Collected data
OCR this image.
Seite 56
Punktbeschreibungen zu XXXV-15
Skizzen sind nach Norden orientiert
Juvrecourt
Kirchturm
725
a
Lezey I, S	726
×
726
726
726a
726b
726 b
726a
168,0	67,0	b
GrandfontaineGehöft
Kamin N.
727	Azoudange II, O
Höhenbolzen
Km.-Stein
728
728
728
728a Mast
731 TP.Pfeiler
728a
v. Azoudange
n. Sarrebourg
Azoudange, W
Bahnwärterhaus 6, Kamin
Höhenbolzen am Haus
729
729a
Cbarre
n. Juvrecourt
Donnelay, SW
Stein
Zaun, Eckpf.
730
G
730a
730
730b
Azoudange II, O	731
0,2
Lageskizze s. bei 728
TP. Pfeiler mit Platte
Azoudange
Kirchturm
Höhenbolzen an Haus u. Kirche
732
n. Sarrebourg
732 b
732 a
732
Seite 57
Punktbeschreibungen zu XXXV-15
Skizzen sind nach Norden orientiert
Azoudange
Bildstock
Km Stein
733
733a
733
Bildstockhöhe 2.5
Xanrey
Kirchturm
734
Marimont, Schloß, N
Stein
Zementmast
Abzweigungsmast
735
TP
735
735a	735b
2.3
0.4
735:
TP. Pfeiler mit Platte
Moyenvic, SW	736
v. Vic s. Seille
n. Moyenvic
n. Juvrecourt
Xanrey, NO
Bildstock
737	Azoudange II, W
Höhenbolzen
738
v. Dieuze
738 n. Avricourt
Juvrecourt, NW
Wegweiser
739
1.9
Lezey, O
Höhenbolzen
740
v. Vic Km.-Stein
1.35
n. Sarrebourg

- _Instructions for the task_:
Everything in the listing above should be restated exactly.

- _Exercise solution_:
OCR this image.
Seite 56
Punktbeschreibungen zu XXXV-15
Skizzen sind nach Norden orientiert
Juvrecourt
Kirchturm
725
a
Lezey I, S	726
×
726
726
726a
726b
726 b
726a
168,0	67,0	b
GrandfontaineGehöft
Kamin N.
727	Azoudange II, O
Höhenbolzen
Km.-Stein
728
728
728
728a Mast
731 TP.Pfeiler
728a
v. Azoudange
n. Sarrebourg
Azoudange, W
Bahnwärterhaus 6, Kamin
Höhenbolzen am Haus
729
729a
Cbarre
n. Juvrecourt
Donnelay, SW
Stein
Zaun, Eckpf.
730
G
730a
730
730b
Azoudange II, O	731
0,2
Lageskizze s. bei 728
TP. Pfeiler mit Platte
Azoudange
Kirchturm
Höhenbolzen an Haus u. Kirche
732
n. Sarrebourg
732 b
732 a
732
Seite 57
Punktbeschreibungen zu XXXV-15
Skizzen sind nach Norden orientiert
Azoudange
Bildstock
Km Stein
733
733a
733
Bildstockhöhe 2.5
Xanrey
Kirchturm
734
Marimont, Schloß, N
Stein
Zementmast
Abzweigungsmast
735
TP
735
735a	735b
2.3
0.4
735:
TP. Pfeiler mit Platte
Moyenvic, SW	736
v. Vic s. Seille
n. Moyenvic
n. Juvrecourt
Xanrey, NO
Bildstock
737	Azoudange II, W
Höhenbolzen
738
v. Dieuze
738 n. Avricourt
Juvrecourt, NW
Wegweiser
739
1.9
Lezey, O
Höhenbolzen
740
v. Vic Km.-Stein
1.35
n. Sarrebourg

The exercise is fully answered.